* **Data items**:
+--

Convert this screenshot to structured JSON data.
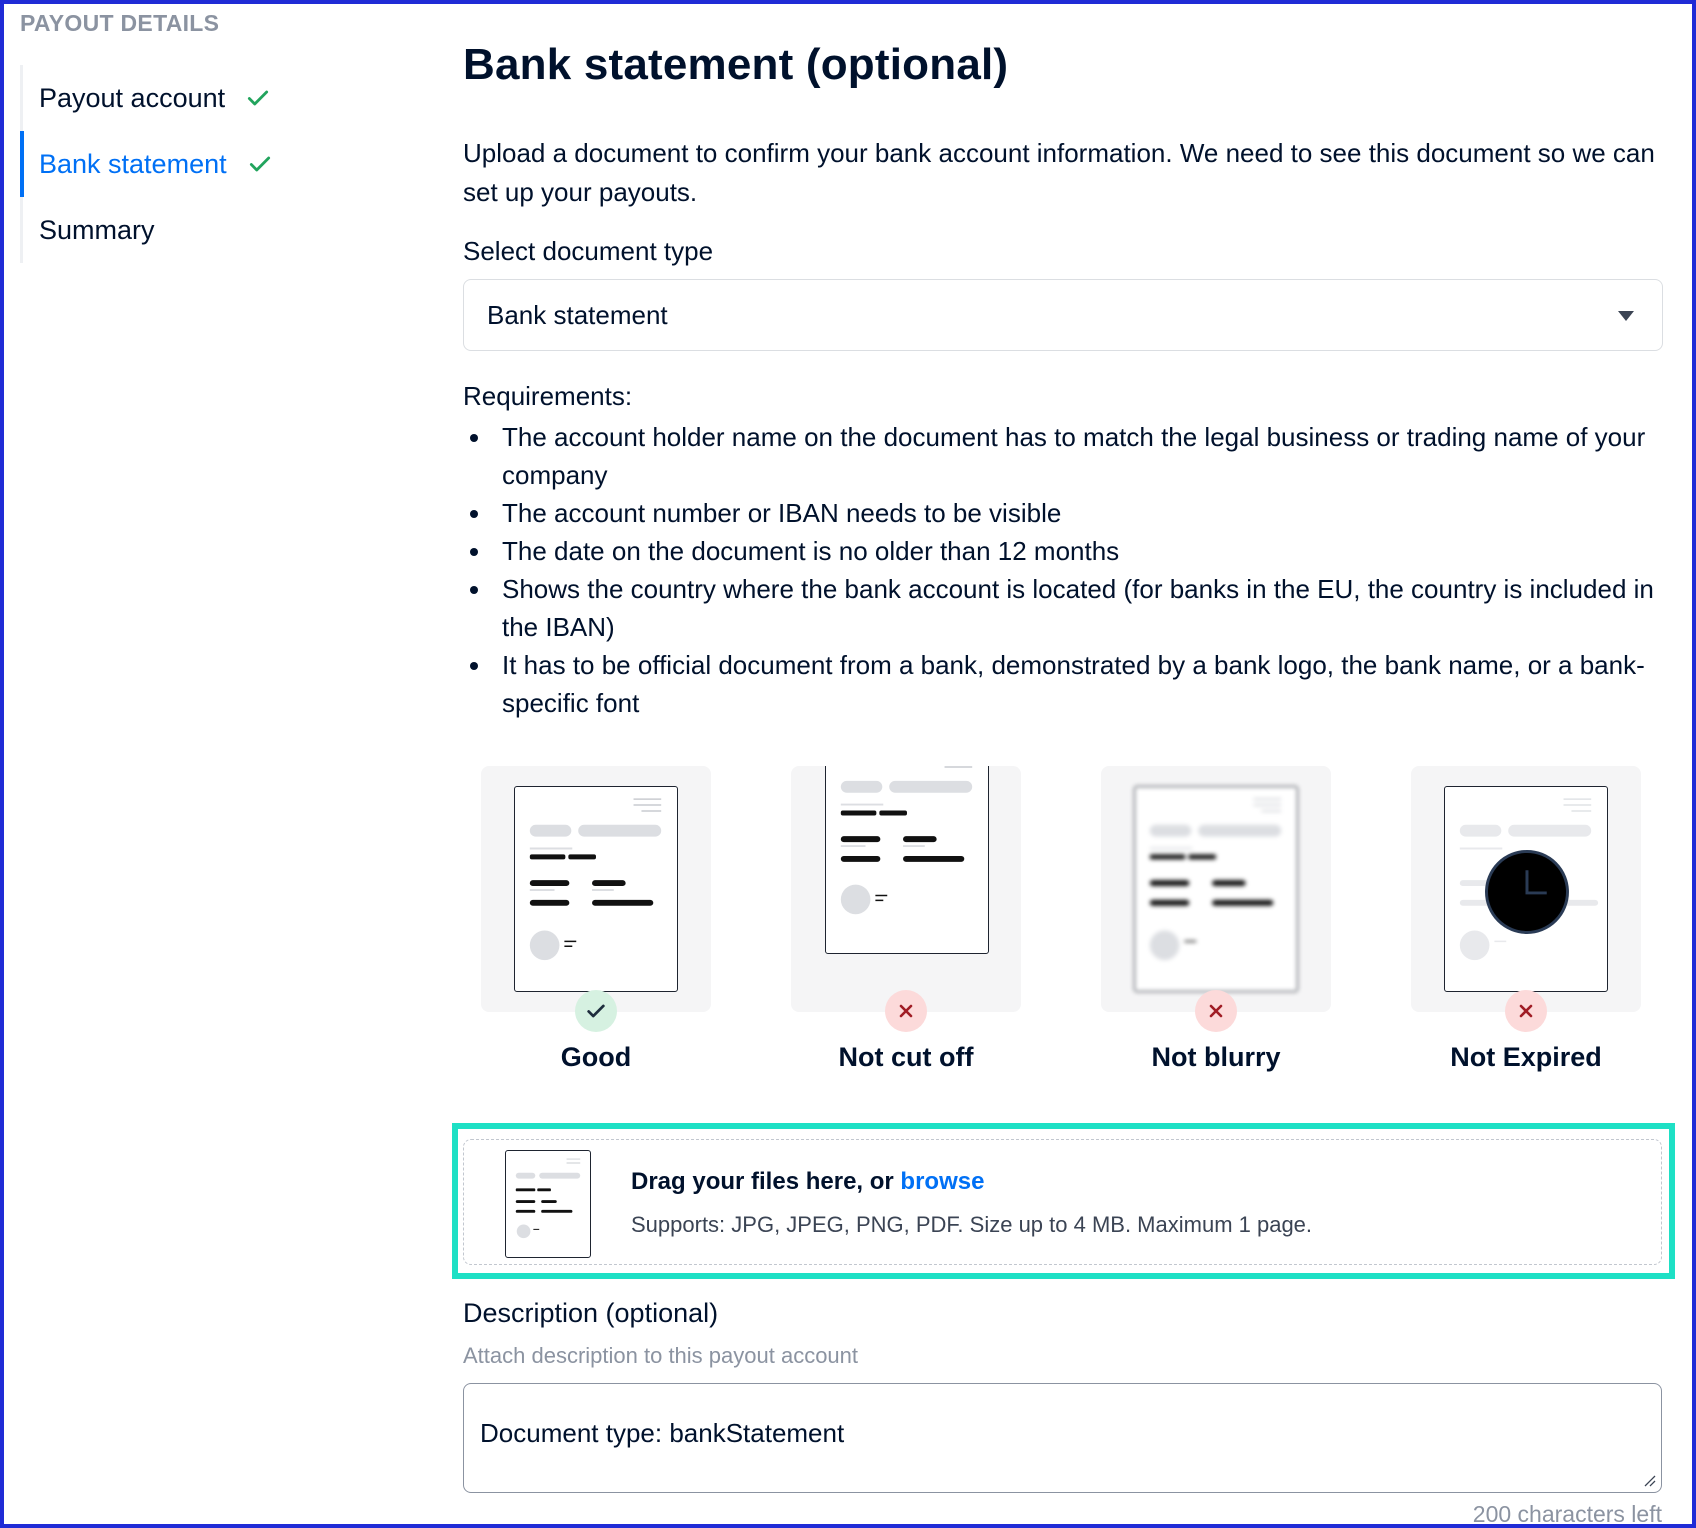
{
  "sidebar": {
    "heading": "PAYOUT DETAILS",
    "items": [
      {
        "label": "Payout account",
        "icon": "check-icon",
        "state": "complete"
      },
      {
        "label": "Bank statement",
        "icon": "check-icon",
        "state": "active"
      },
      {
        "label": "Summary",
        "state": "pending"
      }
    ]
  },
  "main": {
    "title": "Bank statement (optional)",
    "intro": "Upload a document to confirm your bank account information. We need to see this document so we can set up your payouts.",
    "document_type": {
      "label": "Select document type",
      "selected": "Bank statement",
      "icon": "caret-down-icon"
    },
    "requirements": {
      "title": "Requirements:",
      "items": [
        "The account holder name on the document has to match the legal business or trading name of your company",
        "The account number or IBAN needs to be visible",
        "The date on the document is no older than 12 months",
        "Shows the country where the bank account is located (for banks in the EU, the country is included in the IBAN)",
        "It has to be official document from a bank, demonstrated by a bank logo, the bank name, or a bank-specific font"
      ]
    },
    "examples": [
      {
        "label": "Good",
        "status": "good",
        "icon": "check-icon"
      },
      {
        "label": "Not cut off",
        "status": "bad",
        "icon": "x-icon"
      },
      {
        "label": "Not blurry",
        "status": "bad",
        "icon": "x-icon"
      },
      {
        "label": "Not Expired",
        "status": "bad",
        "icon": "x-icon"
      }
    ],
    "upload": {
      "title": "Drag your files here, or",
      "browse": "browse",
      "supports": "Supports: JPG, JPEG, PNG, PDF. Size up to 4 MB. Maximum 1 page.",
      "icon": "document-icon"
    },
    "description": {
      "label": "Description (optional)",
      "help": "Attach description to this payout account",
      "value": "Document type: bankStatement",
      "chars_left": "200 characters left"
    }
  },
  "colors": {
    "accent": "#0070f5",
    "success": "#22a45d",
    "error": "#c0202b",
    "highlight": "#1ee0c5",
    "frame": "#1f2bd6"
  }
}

+--

Quote the entries above word for word. Leave the images out.

Convert this screenshot to structured JSON data.
{
  "sidebar": {
    "heading": "PAYOUT DETAILS",
    "items": [
      {
        "label": "Payout account",
        "icon": "check-icon",
        "state": "complete"
      },
      {
        "label": "Bank statement",
        "icon": "check-icon",
        "state": "active"
      },
      {
        "label": "Summary",
        "state": "pending"
      }
    ]
  },
  "main": {
    "title": "Bank statement (optional)",
    "intro": "Upload a document to confirm your bank account information. We need to see this document so we can set up your payouts.",
    "document_type": {
      "label": "Select document type",
      "selected": "Bank statement",
      "icon": "caret-down-icon"
    },
    "requirements": {
      "title": "Requirements:",
      "items": [
        "The account holder name on the document has to match the legal business or trading name of your company",
        "The account number or IBAN needs to be visible",
        "The date on the document is no older than 12 months",
        "Shows the country where the bank account is located (for banks in the EU, the country is included in the IBAN)",
        "It has to be official document from a bank, demonstrated by a bank logo, the bank name, or a bank-specific font"
      ]
    },
    "examples": [
      {
        "label": "Good",
        "status": "good",
        "icon": "check-icon"
      },
      {
        "label": "Not cut off",
        "status": "bad",
        "icon": "x-icon"
      },
      {
        "label": "Not blurry",
        "status": "bad",
        "icon": "x-icon"
      },
      {
        "label": "Not Expired",
        "status": "bad",
        "icon": "x-icon"
      }
    ],
    "upload": {
      "title": "Drag your files here, or",
      "browse": "browse",
      "supports": "Supports: JPG, JPEG, PNG, PDF. Size up to 4 MB. Maximum 1 page.",
      "icon": "document-icon"
    },
    "description": {
      "label": "Description (optional)",
      "help": "Attach description to this payout account",
      "value": "Document type: bankStatement",
      "chars_left": "200 characters left"
    }
  },
  "colors": {
    "accent": "#0070f5",
    "success": "#22a45d",
    "error": "#c0202b",
    "highlight": "#1ee0c5",
    "frame": "#1f2bd6"
  }
}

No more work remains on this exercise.